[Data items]
________

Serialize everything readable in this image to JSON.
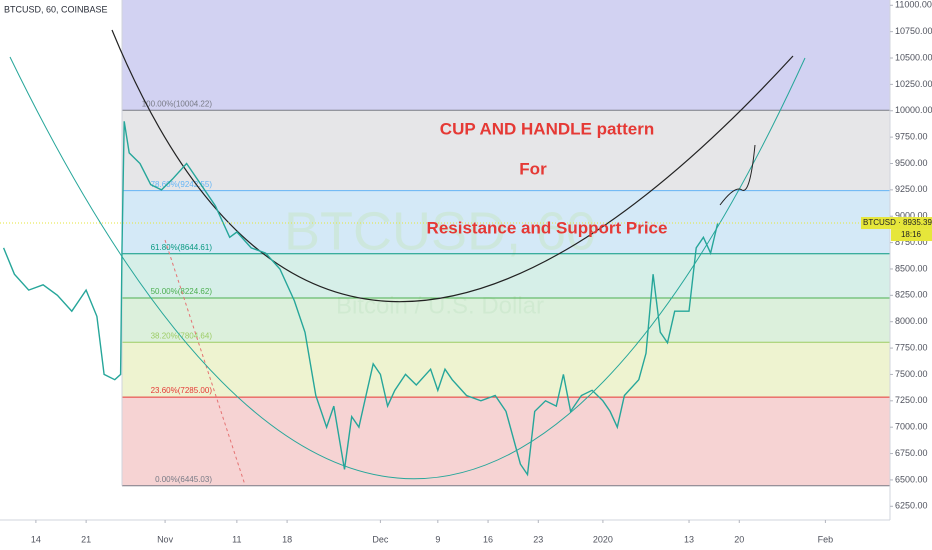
{
  "chart_data": {
    "type": "line",
    "title": "BTCUSD, 60, COINBASE",
    "watermark": "BTCUSD, 60",
    "watermark_subtitle": "Bitcoin / U.S. Dollar",
    "annotations": [
      "CUP AND HANDLE pattern",
      "For",
      "Resistance and Support Price"
    ],
    "color": "#26a69a",
    "x": [
      -4.5,
      -3,
      -1,
      1,
      3,
      5,
      7,
      8.5,
      9.5,
      11,
      11.8,
      12,
      12.3,
      13,
      14.5,
      16,
      17.5,
      19,
      21,
      23,
      25,
      27,
      28,
      30,
      32,
      34,
      36,
      37.5,
      39,
      40.5,
      41.5,
      42.5,
      43,
      44,
      45,
      46,
      47,
      48,
      49,
      50,
      51.5,
      53,
      55,
      56,
      57,
      58,
      60,
      62,
      64,
      65.5,
      66.5,
      67.5,
      68.5,
      69.5,
      71,
      72.5,
      73.5,
      74.5,
      76,
      77.5,
      79,
      80,
      81,
      82,
      84,
      85,
      86,
      87,
      88,
      89,
      91,
      92,
      93,
      94,
      95
    ],
    "values": [
      8700,
      8450,
      8300,
      8350,
      8250,
      8100,
      8300,
      8050,
      7500,
      7450,
      7500,
      8700,
      9900,
      9600,
      9500,
      9300,
      9250,
      9350,
      9500,
      9300,
      9100,
      8800,
      8850,
      8700,
      8650,
      8500,
      8200,
      7900,
      7300,
      7000,
      7200,
      6800,
      6600,
      7100,
      7000,
      7300,
      7600,
      7500,
      7200,
      7350,
      7500,
      7400,
      7550,
      7350,
      7550,
      7450,
      7300,
      7250,
      7300,
      7150,
      6900,
      6650,
      6550,
      7150,
      7250,
      7200,
      7500,
      7150,
      7300,
      7350,
      7250,
      7150,
      7000,
      7300,
      7450,
      7700,
      8450,
      7900,
      7800,
      8100,
      8100,
      8700,
      8800,
      8650,
      8935
    ],
    "xlim": [
      -5,
      119
    ],
    "xticks": [
      {
        "value": 0,
        "label": "14"
      },
      {
        "value": 7,
        "label": "21"
      },
      {
        "value": 18,
        "label": "Nov"
      },
      {
        "value": 28,
        "label": "11"
      },
      {
        "value": 35,
        "label": "18"
      },
      {
        "value": 48,
        "label": "Dec"
      },
      {
        "value": 56,
        "label": "9"
      },
      {
        "value": 63,
        "label": "16"
      },
      {
        "value": 70,
        "label": "23"
      },
      {
        "value": 79,
        "label": "2020"
      },
      {
        "value": 91,
        "label": "13"
      },
      {
        "value": 98,
        "label": "20"
      },
      {
        "value": 110,
        "label": "Feb"
      }
    ],
    "ylim": [
      6120,
      11050
    ],
    "yticks": [
      {
        "value": 6250,
        "label": "6250.00"
      },
      {
        "value": 6500,
        "label": "6500.00"
      },
      {
        "value": 6750,
        "label": "6750.00"
      },
      {
        "value": 7000,
        "label": "7000.00"
      },
      {
        "value": 7250,
        "label": "7250.00"
      },
      {
        "value": 7500,
        "label": "7500.00"
      },
      {
        "value": 7750,
        "label": "7750.00"
      },
      {
        "value": 8000,
        "label": "8000.00"
      },
      {
        "value": 8250,
        "label": "8250.00"
      },
      {
        "value": 8500,
        "label": "8500.00"
      },
      {
        "value": 8750,
        "label": "8750.00"
      },
      {
        "value": 9000,
        "label": "9000.00"
      },
      {
        "value": 9250,
        "label": "9250.00"
      },
      {
        "value": 9500,
        "label": "9500.00"
      },
      {
        "value": 9750,
        "label": "9750.00"
      },
      {
        "value": 10000,
        "label": "10000.00"
      },
      {
        "value": 10250,
        "label": "10250.00"
      },
      {
        "value": 10500,
        "label": "10500.00"
      },
      {
        "value": 10750,
        "label": "10750.00"
      },
      {
        "value": 11000,
        "label": "11000.00"
      }
    ],
    "grid": false,
    "fib_start_x": 12,
    "fib_levels": [
      {
        "label": "0.00%(6445.03)",
        "value": 6445.03,
        "color": "#787b86",
        "fill": "#f6d3d3"
      },
      {
        "label": "23.60%(7285.00)",
        "value": 7285.0,
        "color": "#e53935",
        "fill": "#eef3d0"
      },
      {
        "label": "38.20%(7804.64)",
        "value": 7804.64,
        "color": "#9ccc65",
        "fill": "#dcf0dc"
      },
      {
        "label": "50.00%(8224.62)",
        "value": 8224.62,
        "color": "#4caf50",
        "fill": "#d6efe8"
      },
      {
        "label": "61.80%(8644.61)",
        "value": 8644.61,
        "color": "#089981",
        "fill": "#d4e9f7"
      },
      {
        "label": "78.60%(9242.55)",
        "value": 9242.55,
        "color": "#64b5f6",
        "fill": "#e6e6e8"
      },
      {
        "label": "100.00%(10004.22)",
        "value": 10004.22,
        "color": "#787b86",
        "fill": "#d2d2f2"
      }
    ],
    "last_price": {
      "label": "BTCUSD · 8935.39",
      "value": 8935.39,
      "color": "#e6e63a"
    },
    "countdown": "18:16"
  }
}
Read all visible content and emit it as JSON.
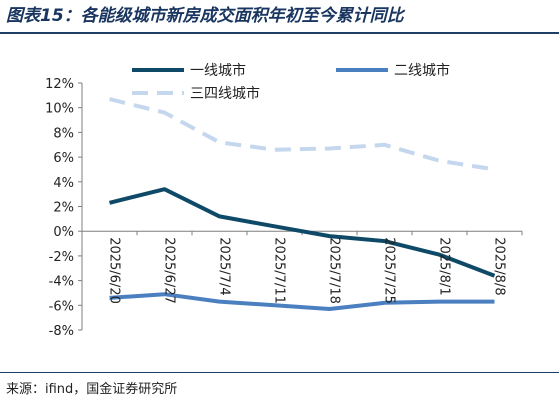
{
  "title": "图表15：各能级城市新房成交面积年初至今累计同比",
  "source": "来源：ifind，国金证券研究所",
  "chart_data": {
    "type": "line",
    "categories": [
      "2025/6/20",
      "2025/6/27",
      "2025/7/4",
      "2025/7/11",
      "2025/7/18",
      "2025/7/25",
      "2025/8/1",
      "2025/8/8"
    ],
    "ylim": [
      -8,
      12
    ],
    "yticks": [
      -8,
      -6,
      -4,
      -2,
      0,
      2,
      4,
      6,
      8,
      10,
      12
    ],
    "ytick_labels": [
      "-8%",
      "-6%",
      "-4%",
      "-2%",
      "0%",
      "2%",
      "4%",
      "6%",
      "8%",
      "10%",
      "12%"
    ],
    "legend_position": "top",
    "series": [
      {
        "name": "一线城市",
        "color": "#0e4a67",
        "dash": "solid",
        "values": [
          2.3,
          3.4,
          1.2,
          0.4,
          -0.4,
          -0.8,
          -1.9,
          -3.6
        ]
      },
      {
        "name": "二线城市",
        "color": "#4a7fc0",
        "dash": "solid",
        "values": [
          -5.4,
          -5.1,
          -5.7,
          -6.0,
          -6.3,
          -5.8,
          -5.7,
          -5.7
        ]
      },
      {
        "name": "三四线城市",
        "color": "#c5d7ee",
        "dash": "dashed",
        "values": [
          10.7,
          9.6,
          7.2,
          6.6,
          6.7,
          7.0,
          5.7,
          5.0
        ]
      }
    ]
  }
}
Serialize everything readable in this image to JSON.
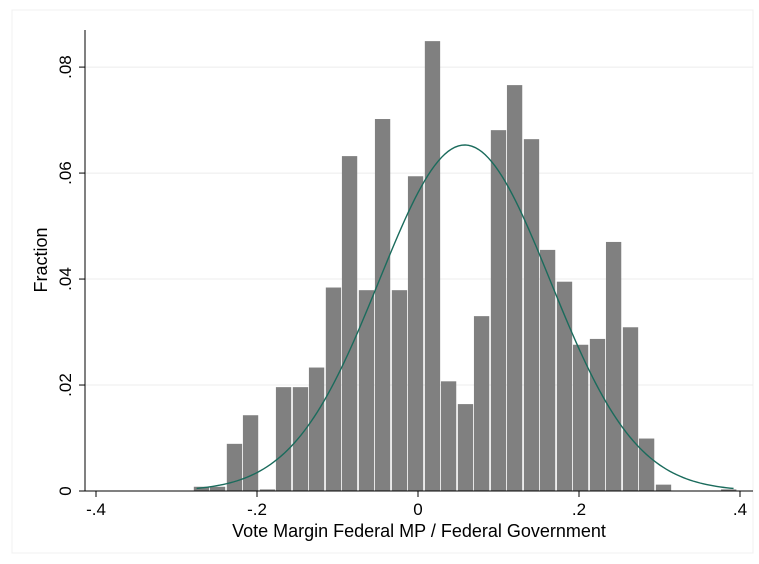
{
  "chart_data": {
    "type": "bar",
    "xlabel": "Vote Margin Federal MP / Federal Government",
    "ylabel": "Fraction",
    "xlim": [
      -0.4,
      0.4
    ],
    "ylim": [
      0,
      0.087
    ],
    "x_ticks": [
      {
        "value": -0.4,
        "label": "-.4"
      },
      {
        "value": -0.2,
        "label": "-.2"
      },
      {
        "value": 0,
        "label": "0"
      },
      {
        "value": 0.2,
        "label": ".2"
      },
      {
        "value": 0.4,
        "label": ".4"
      }
    ],
    "y_ticks": [
      {
        "value": 0,
        "label": "0"
      },
      {
        "value": 0.02,
        "label": ".02"
      },
      {
        "value": 0.04,
        "label": ".04"
      },
      {
        "value": 0.06,
        "label": ".06"
      },
      {
        "value": 0.08,
        "label": ".08"
      }
    ],
    "grid": true,
    "bin_width": 0.0205,
    "bins": [
      {
        "x": -0.269,
        "y": 0.0008
      },
      {
        "x": -0.249,
        "y": 0.0008
      },
      {
        "x": -0.228,
        "y": 0.0089
      },
      {
        "x": -0.208,
        "y": 0.0143
      },
      {
        "x": -0.187,
        "y": 0.0003
      },
      {
        "x": -0.167,
        "y": 0.0196
      },
      {
        "x": -0.146,
        "y": 0.0196
      },
      {
        "x": -0.126,
        "y": 0.0233
      },
      {
        "x": -0.105,
        "y": 0.0384
      },
      {
        "x": -0.085,
        "y": 0.0632
      },
      {
        "x": -0.064,
        "y": 0.0379
      },
      {
        "x": -0.044,
        "y": 0.0702
      },
      {
        "x": -0.023,
        "y": 0.0379
      },
      {
        "x": -0.003,
        "y": 0.0594
      },
      {
        "x": 0.018,
        "y": 0.0849
      },
      {
        "x": 0.038,
        "y": 0.0207
      },
      {
        "x": 0.059,
        "y": 0.0164
      },
      {
        "x": 0.079,
        "y": 0.033
      },
      {
        "x": 0.1,
        "y": 0.0681
      },
      {
        "x": 0.12,
        "y": 0.0766
      },
      {
        "x": 0.141,
        "y": 0.0664
      },
      {
        "x": 0.161,
        "y": 0.0455
      },
      {
        "x": 0.182,
        "y": 0.0395
      },
      {
        "x": 0.202,
        "y": 0.0276
      },
      {
        "x": 0.223,
        "y": 0.0287
      },
      {
        "x": 0.243,
        "y": 0.047
      },
      {
        "x": 0.264,
        "y": 0.0309
      },
      {
        "x": 0.284,
        "y": 0.0099
      },
      {
        "x": 0.305,
        "y": 0.0012
      },
      {
        "x": 0.386,
        "y": 0.0003
      }
    ],
    "normal_curve": {
      "mean": 0.058,
      "sd": 0.1065,
      "x_range": [
        -0.275,
        0.392
      ],
      "peak": 0.0653
    },
    "colors": {
      "bars": "#808080",
      "curve": "#1a6b5c",
      "grid": "#ececec",
      "axis": "#000000"
    }
  }
}
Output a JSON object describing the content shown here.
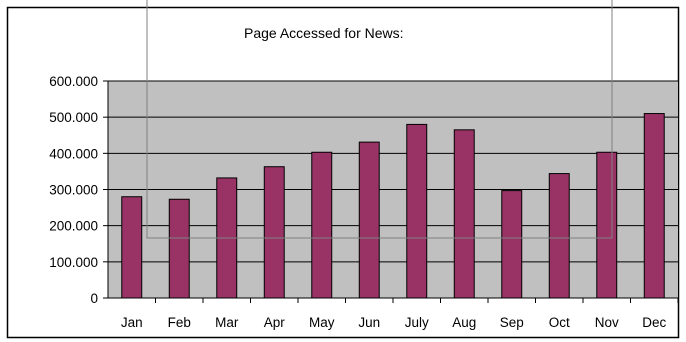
{
  "chart_data": {
    "type": "bar",
    "title": "Page Accessed for News:",
    "xlabel": "",
    "ylabel": "",
    "categories": [
      "Jan",
      "Feb",
      "Mar",
      "Apr",
      "May",
      "Jun",
      "July",
      "Aug",
      "Sep",
      "Oct",
      "Nov",
      "Dec"
    ],
    "values": [
      280000,
      273000,
      332000,
      363000,
      403000,
      431000,
      480000,
      465000,
      297000,
      344000,
      403000,
      510000
    ],
    "ylim": [
      0,
      600000
    ],
    "yticks": [
      0,
      100000,
      200000,
      300000,
      400000,
      500000,
      600000
    ],
    "ytick_labels": [
      "0",
      "100.000",
      "200.000",
      "300.000",
      "400.000",
      "500.000",
      "600.000"
    ],
    "grid": true,
    "legend": "none",
    "colors": {
      "bar_fill": "#993366",
      "plot_background": "#c0c0c0",
      "grid": "#000000",
      "frame": "#000000",
      "overlay_box": "#808080"
    }
  }
}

________

From the listing above, copy every line that includes the word "content".

RESULT FOR THIS TASK
Read all visible content and emit it as JSON.
Output a JSON object describing the content shown here.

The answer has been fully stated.